* REQUEST
Lines containing "calor" are to be counted. Report the count alone.

* RECORD LIST
────────
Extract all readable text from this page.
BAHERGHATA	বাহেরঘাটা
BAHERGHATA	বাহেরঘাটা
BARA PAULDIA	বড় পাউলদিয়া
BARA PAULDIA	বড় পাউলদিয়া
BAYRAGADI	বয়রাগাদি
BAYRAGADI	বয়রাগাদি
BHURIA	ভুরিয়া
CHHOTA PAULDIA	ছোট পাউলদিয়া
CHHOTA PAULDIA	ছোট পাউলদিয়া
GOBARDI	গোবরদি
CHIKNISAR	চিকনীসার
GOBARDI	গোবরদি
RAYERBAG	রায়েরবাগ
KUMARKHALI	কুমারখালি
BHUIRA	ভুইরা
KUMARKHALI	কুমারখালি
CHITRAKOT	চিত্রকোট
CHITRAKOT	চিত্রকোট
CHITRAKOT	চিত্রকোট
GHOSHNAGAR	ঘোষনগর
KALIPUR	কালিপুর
────────
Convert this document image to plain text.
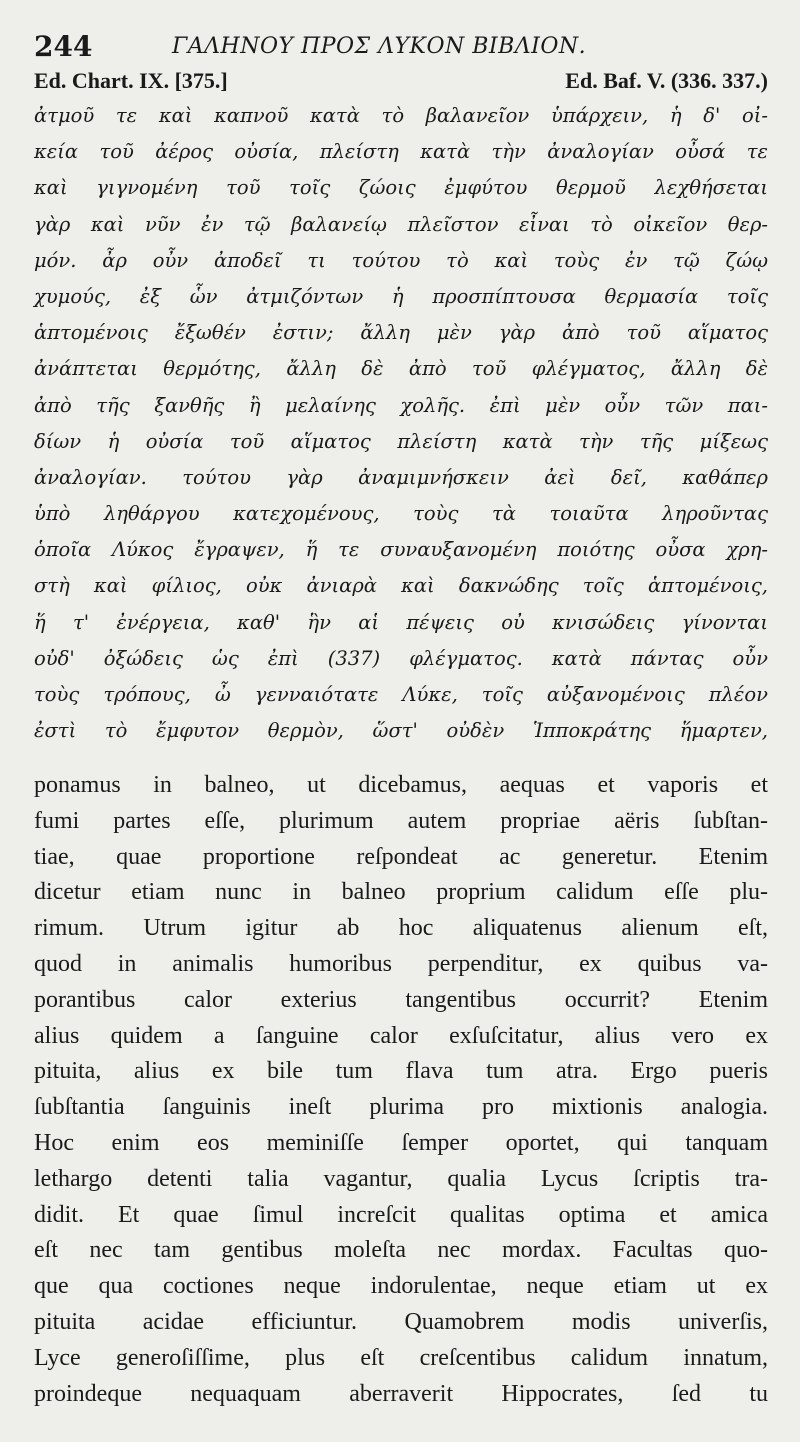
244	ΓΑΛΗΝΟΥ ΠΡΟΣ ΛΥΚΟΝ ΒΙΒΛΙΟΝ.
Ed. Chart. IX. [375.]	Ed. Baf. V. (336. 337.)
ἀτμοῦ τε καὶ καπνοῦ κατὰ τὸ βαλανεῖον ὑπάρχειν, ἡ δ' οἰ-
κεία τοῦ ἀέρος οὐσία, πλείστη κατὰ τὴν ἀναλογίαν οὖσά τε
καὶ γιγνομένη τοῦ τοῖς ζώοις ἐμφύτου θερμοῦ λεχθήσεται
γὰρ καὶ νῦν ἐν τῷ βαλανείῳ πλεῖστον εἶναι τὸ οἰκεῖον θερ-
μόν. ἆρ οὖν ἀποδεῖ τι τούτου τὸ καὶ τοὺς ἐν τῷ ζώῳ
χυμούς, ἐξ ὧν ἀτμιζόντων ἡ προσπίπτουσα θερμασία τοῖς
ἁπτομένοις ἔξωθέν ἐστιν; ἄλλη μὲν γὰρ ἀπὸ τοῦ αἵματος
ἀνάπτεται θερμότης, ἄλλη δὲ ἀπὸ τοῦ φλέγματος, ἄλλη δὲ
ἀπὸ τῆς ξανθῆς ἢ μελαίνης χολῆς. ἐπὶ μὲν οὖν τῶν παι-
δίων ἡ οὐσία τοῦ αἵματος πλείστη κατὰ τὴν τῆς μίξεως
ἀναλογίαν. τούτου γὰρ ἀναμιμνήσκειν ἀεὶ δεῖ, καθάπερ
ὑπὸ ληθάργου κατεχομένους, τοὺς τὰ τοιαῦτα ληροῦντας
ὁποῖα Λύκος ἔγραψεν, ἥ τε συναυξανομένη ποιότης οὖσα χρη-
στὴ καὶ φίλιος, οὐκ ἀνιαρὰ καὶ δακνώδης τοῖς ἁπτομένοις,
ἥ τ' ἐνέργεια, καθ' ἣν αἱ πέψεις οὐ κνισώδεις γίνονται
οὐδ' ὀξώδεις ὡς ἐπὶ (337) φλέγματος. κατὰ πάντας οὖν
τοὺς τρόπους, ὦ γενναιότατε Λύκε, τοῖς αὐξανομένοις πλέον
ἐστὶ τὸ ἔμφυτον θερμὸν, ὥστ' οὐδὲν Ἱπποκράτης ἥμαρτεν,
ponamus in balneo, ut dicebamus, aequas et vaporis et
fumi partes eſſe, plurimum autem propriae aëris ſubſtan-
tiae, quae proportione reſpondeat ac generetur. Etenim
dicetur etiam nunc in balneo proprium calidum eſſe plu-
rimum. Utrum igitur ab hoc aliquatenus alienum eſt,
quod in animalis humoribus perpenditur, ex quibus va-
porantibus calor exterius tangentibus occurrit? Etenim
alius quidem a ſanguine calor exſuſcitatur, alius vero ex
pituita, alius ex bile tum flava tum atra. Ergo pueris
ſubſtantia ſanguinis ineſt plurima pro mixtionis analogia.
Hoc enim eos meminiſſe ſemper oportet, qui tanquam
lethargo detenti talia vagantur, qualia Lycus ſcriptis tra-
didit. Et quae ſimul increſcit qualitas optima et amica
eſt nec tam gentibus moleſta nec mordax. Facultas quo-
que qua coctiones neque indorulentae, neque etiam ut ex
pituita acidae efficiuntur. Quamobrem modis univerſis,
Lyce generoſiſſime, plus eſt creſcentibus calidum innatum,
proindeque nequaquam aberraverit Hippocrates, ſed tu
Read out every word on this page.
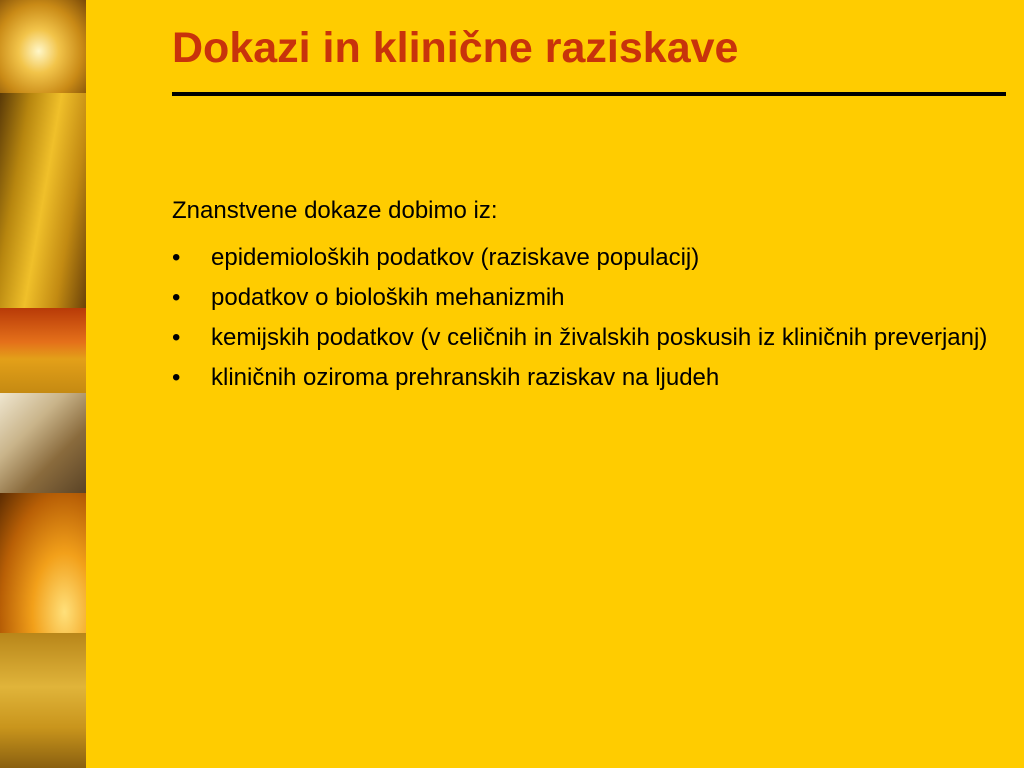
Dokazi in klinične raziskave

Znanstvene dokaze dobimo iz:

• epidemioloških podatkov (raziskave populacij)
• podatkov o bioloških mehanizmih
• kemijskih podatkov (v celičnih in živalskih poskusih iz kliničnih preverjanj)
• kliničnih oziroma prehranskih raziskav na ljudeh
────────
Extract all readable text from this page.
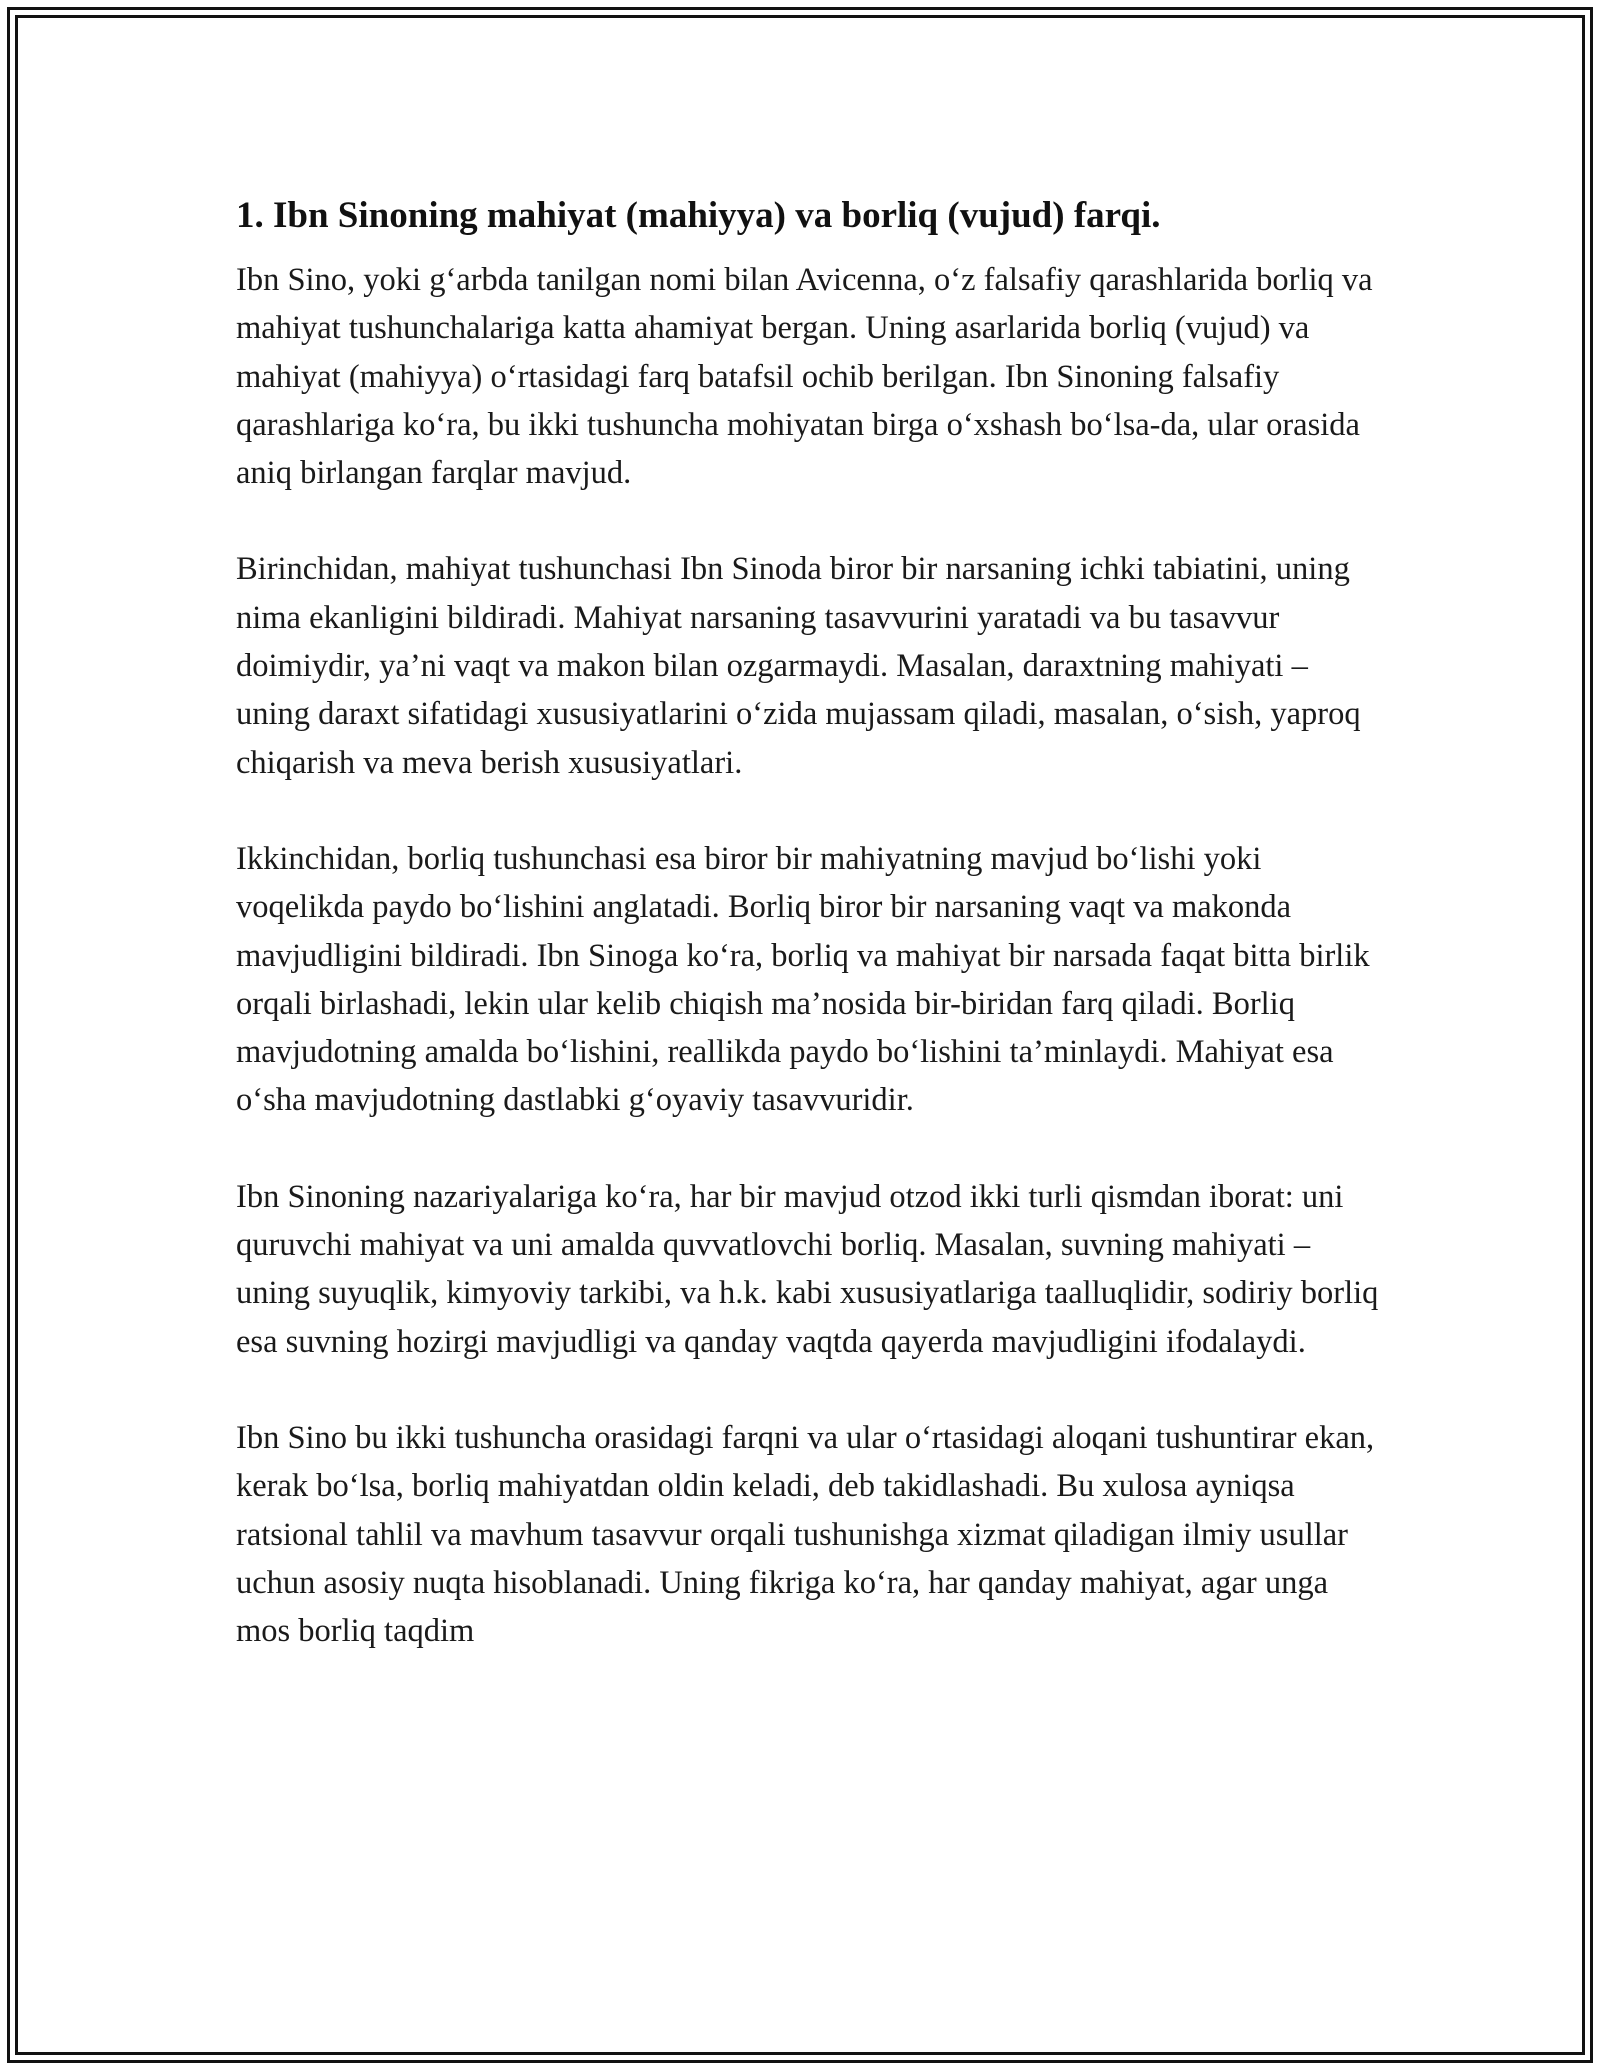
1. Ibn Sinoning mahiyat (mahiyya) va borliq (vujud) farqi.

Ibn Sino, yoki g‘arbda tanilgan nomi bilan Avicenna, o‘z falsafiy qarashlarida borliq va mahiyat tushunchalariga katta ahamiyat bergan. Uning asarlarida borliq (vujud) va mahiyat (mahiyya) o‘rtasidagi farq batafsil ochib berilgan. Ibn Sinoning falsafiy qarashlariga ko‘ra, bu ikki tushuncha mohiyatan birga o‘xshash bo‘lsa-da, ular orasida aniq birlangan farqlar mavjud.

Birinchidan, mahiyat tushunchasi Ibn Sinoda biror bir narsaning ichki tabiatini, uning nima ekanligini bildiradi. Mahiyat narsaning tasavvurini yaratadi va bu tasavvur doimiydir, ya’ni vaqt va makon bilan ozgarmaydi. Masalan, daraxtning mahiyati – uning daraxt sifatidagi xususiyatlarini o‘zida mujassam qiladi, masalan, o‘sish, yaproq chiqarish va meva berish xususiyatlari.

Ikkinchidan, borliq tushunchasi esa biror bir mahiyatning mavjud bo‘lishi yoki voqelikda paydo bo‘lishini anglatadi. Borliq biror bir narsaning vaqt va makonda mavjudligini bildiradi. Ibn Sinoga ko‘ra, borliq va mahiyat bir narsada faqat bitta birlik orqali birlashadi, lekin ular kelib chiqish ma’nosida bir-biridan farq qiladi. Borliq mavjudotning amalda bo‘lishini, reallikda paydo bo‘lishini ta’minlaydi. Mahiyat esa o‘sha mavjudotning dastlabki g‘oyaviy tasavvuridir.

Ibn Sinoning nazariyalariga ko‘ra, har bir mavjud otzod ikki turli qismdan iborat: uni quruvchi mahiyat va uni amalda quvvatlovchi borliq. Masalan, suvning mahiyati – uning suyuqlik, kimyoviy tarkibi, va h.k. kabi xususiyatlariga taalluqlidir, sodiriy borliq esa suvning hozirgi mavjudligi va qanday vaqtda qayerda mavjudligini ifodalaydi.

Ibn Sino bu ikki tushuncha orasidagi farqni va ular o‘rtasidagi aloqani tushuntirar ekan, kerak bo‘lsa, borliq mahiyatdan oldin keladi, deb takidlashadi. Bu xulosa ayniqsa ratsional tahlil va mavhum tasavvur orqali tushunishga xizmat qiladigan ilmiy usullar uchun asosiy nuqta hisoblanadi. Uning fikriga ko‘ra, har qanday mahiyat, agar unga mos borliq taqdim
────────
* TASK RESULT
2